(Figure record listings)
○ ○ ○ ○ ○
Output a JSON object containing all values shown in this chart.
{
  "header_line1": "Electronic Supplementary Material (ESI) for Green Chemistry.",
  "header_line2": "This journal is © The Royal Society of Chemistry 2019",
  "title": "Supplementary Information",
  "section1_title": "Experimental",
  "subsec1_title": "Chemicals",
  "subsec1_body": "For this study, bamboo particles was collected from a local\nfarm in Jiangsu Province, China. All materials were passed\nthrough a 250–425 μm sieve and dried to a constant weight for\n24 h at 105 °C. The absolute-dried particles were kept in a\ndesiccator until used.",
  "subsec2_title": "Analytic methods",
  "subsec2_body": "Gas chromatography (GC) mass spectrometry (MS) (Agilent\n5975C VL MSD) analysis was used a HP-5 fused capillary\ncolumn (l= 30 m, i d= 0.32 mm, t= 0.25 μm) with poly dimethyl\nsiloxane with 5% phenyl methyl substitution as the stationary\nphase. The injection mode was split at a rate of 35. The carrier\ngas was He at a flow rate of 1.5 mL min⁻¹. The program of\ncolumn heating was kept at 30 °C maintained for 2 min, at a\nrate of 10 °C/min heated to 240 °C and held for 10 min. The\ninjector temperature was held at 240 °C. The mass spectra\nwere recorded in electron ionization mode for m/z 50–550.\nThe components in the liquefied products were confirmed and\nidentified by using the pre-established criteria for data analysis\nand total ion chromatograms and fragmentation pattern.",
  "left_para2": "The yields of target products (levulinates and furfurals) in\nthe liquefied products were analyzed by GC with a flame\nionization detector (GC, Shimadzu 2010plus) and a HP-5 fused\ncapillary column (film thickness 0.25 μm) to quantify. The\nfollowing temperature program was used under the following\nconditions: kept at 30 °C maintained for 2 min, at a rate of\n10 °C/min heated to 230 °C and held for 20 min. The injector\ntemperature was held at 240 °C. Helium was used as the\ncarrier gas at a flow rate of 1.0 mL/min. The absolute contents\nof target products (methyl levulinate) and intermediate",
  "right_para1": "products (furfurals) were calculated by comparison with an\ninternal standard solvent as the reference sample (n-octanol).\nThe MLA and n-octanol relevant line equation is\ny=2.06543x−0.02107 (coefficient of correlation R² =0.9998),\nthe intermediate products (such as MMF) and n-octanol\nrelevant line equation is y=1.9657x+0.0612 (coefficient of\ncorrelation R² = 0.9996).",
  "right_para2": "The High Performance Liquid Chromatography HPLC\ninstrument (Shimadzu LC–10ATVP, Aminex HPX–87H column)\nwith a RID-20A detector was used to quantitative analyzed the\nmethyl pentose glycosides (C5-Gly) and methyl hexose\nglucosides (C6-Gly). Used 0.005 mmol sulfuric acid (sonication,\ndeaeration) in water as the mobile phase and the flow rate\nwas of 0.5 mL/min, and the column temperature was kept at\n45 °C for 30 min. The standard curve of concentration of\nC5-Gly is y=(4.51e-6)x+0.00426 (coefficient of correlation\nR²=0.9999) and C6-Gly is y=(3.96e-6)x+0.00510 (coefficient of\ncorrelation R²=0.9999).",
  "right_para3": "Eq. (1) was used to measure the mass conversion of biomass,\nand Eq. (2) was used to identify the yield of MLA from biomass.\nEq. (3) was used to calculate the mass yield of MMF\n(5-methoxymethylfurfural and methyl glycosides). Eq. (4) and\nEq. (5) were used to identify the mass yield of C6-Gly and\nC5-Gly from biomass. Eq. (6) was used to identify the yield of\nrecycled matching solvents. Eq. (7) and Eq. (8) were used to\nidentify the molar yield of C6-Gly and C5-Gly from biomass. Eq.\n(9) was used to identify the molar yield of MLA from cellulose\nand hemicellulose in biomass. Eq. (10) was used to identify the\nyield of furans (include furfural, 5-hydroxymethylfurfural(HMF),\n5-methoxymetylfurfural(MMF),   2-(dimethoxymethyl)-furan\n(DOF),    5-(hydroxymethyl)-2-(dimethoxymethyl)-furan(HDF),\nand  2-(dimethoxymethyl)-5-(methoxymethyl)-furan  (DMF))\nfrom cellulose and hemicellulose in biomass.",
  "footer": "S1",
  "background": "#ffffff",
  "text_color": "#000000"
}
○ ○ ○ ○ ○
§ Aim of the exercise: Check each line of the entries for the string "Supplementary". Copy the lines that have it.

§ Final result:
  "header_line1": "Electronic Supplementary Material (ESI) for Green Chemistry.",
  "title": "Supplementary Information",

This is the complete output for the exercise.